#### The problem:
Repeat the material verbatim and drop the pictures.

#### Materials provided:
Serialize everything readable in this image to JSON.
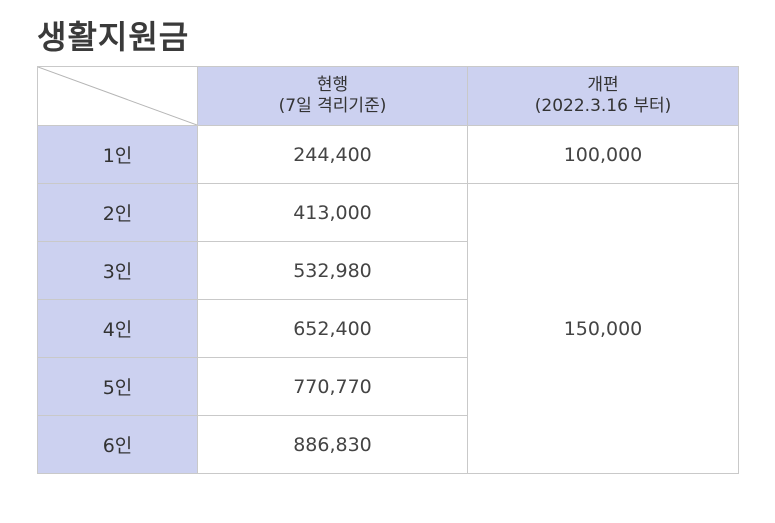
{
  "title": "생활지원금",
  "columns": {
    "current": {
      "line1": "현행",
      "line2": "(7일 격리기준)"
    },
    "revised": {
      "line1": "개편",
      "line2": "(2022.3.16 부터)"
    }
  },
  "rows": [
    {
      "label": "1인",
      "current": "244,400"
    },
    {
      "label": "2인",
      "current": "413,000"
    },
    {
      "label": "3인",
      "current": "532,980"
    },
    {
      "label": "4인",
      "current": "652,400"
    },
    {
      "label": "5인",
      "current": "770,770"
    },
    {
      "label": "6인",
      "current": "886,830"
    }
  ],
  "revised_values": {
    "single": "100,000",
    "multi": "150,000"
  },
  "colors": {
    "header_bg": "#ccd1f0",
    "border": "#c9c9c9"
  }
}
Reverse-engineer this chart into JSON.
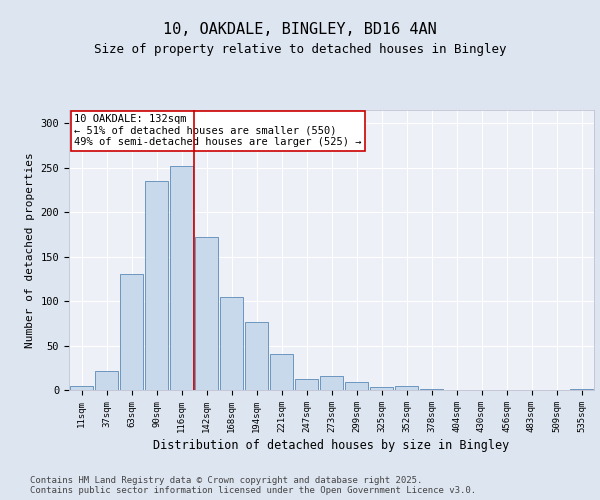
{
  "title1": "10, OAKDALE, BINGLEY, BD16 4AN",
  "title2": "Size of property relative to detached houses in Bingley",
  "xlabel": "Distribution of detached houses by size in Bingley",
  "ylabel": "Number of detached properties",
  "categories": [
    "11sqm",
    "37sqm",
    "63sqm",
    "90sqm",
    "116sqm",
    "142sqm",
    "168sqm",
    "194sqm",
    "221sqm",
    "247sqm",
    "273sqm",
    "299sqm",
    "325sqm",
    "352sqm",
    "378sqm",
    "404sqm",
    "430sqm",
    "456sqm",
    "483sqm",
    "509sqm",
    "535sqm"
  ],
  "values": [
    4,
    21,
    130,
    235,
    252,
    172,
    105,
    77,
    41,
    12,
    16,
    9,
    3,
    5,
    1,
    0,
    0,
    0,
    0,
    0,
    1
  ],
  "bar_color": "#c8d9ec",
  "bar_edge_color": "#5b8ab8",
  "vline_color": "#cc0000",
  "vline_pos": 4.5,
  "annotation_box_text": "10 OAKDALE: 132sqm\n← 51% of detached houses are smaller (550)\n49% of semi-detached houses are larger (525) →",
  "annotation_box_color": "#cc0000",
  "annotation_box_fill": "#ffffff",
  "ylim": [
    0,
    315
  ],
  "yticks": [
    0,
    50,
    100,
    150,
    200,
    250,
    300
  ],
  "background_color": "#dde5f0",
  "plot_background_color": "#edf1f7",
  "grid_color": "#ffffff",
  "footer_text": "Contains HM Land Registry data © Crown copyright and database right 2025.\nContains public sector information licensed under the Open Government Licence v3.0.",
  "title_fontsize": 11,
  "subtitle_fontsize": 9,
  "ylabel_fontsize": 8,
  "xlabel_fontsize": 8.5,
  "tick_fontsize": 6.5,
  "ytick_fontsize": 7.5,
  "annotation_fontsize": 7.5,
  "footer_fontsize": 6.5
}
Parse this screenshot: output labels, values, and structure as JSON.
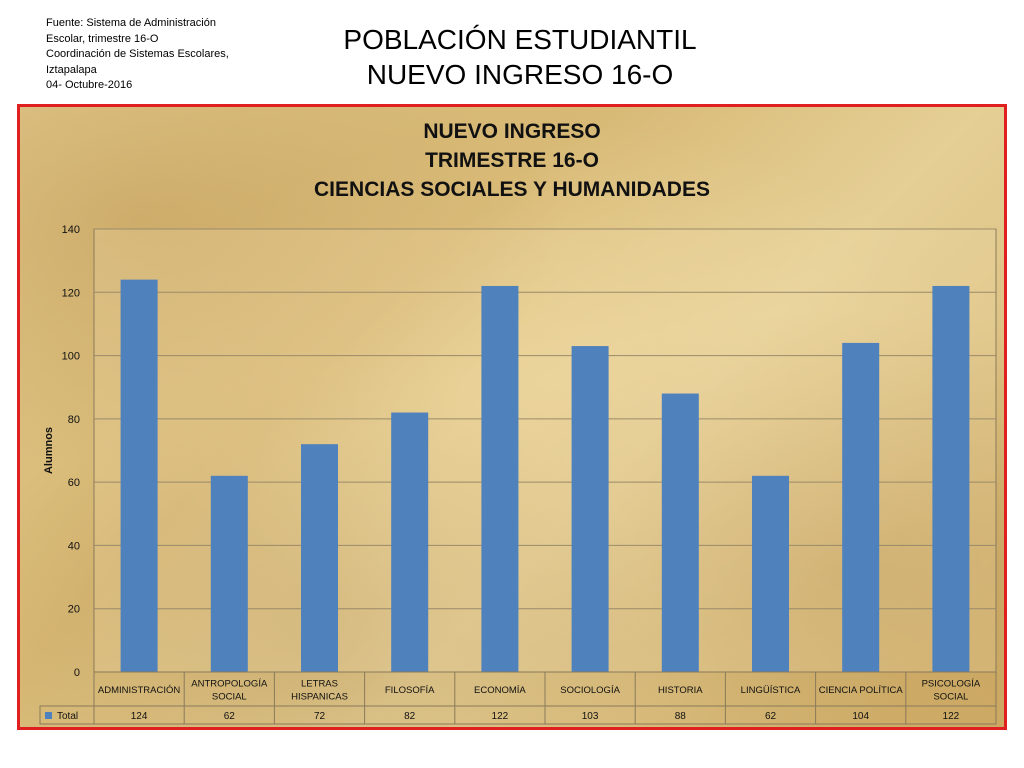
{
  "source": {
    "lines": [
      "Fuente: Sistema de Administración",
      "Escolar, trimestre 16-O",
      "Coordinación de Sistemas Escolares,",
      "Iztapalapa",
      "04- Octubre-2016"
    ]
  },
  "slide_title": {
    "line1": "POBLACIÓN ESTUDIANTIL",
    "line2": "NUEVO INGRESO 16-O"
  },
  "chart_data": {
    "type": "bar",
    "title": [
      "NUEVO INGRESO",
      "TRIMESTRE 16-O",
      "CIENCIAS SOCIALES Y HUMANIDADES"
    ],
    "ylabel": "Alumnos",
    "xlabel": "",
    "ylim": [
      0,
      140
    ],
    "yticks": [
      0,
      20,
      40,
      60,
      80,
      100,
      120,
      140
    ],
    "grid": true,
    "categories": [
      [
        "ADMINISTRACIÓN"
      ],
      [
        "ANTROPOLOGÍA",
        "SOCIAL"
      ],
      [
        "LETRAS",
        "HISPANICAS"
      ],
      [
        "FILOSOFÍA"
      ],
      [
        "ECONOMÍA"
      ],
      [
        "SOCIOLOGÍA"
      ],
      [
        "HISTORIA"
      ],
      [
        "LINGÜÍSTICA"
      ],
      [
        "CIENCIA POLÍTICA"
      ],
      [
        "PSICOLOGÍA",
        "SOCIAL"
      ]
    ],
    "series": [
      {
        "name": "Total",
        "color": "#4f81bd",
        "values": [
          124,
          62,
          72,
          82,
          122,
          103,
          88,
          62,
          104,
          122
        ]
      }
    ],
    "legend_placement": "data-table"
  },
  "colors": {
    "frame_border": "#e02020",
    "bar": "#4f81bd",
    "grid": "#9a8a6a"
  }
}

#### Completed task:
Serialize everything readable in this image to JSON.
{
  "title": "생활지원금",
  "columns": {
    "current": {
      "line1": "현행",
      "line2": "(7일 격리기준)"
    },
    "revised": {
      "line1": "개편",
      "line2": "(2022.3.16 부터)"
    }
  },
  "rows": [
    {
      "label": "1인",
      "current": "244,400"
    },
    {
      "label": "2인",
      "current": "413,000"
    },
    {
      "label": "3인",
      "current": "532,980"
    },
    {
      "label": "4인",
      "current": "652,400"
    },
    {
      "label": "5인",
      "current": "770,770"
    },
    {
      "label": "6인",
      "current": "886,830"
    }
  ],
  "revised_values": {
    "single": "100,000",
    "multi": "150,000"
  },
  "colors": {
    "header_bg": "#ccd1f0",
    "border": "#c9c9c9"
  }
}
Reverse-engineer this chart into JSON.
{
  "title1": "10, OAKDALE, BINGLEY, BD16 4AN",
  "title2": "Size of property relative to detached houses in Bingley",
  "xlabel": "Distribution of detached houses by size in Bingley",
  "ylabel": "Number of detached properties",
  "categories": [
    "11sqm",
    "37sqm",
    "63sqm",
    "90sqm",
    "116sqm",
    "142sqm",
    "168sqm",
    "194sqm",
    "221sqm",
    "247sqm",
    "273sqm",
    "299sqm",
    "325sqm",
    "352sqm",
    "378sqm",
    "404sqm",
    "430sqm",
    "456sqm",
    "483sqm",
    "509sqm",
    "535sqm"
  ],
  "values": [
    4,
    21,
    130,
    235,
    252,
    172,
    105,
    77,
    41,
    12,
    16,
    9,
    3,
    5,
    1,
    0,
    0,
    0,
    0,
    0,
    1
  ],
  "bar_color": "#c8d9ec",
  "bar_edge_color": "#5b8ab8",
  "vline_color": "#cc0000",
  "vline_pos": 4.5,
  "annotation_box_text": "10 OAKDALE: 132sqm\n← 51% of detached houses are smaller (550)\n49% of semi-detached houses are larger (525) →",
  "annotation_box_color": "#cc0000",
  "annotation_box_fill": "#ffffff",
  "ylim": [
    0,
    315
  ],
  "yticks": [
    0,
    50,
    100,
    150,
    200,
    250,
    300
  ],
  "background_color": "#dde5f0",
  "plot_background_color": "#edf1f7",
  "grid_color": "#ffffff",
  "footer_text": "Contains HM Land Registry data © Crown copyright and database right 2025.\nContains public sector information licensed under the Open Government Licence v3.0.",
  "title_fontsize": 11,
  "subtitle_fontsize": 9,
  "ylabel_fontsize": 8,
  "xlabel_fontsize": 8.5,
  "tick_fontsize": 6.5,
  "ytick_fontsize": 7.5,
  "annotation_fontsize": 7.5,
  "footer_fontsize": 6.5
}
Parse this screenshot: output labels, values, and structure as JSON.
{
  "source": {
    "lines": [
      "Fuente: Sistema de Administración",
      "Escolar, trimestre 16-O",
      "Coordinación de Sistemas Escolares,",
      "Iztapalapa",
      "04- Octubre-2016"
    ]
  },
  "slide_title": {
    "line1": "POBLACIÓN ESTUDIANTIL",
    "line2": "NUEVO INGRESO 16-O"
  },
  "chart_data": {
    "type": "bar",
    "title": [
      "NUEVO INGRESO",
      "TRIMESTRE 16-O",
      "CIENCIAS SOCIALES Y HUMANIDADES"
    ],
    "ylabel": "Alumnos",
    "xlabel": "",
    "ylim": [
      0,
      140
    ],
    "yticks": [
      0,
      20,
      40,
      60,
      80,
      100,
      120,
      140
    ],
    "grid": true,
    "categories": [
      [
        "ADMINISTRACIÓN"
      ],
      [
        "ANTROPOLOGÍA",
        "SOCIAL"
      ],
      [
        "LETRAS",
        "HISPANICAS"
      ],
      [
        "FILOSOFÍA"
      ],
      [
        "ECONOMÍA"
      ],
      [
        "SOCIOLOGÍA"
      ],
      [
        "HISTORIA"
      ],
      [
        "LINGÜÍSTICA"
      ],
      [
        "CIENCIA POLÍTICA"
      ],
      [
        "PSICOLOGÍA",
        "SOCIAL"
      ]
    ],
    "series": [
      {
        "name": "Total",
        "color": "#4f81bd",
        "values": [
          124,
          62,
          72,
          82,
          122,
          103,
          88,
          62,
          104,
          122
        ]
      }
    ],
    "legend_placement": "data-table"
  },
  "colors": {
    "frame_border": "#e02020",
    "bar": "#4f81bd",
    "grid": "#9a8a6a"
  }
}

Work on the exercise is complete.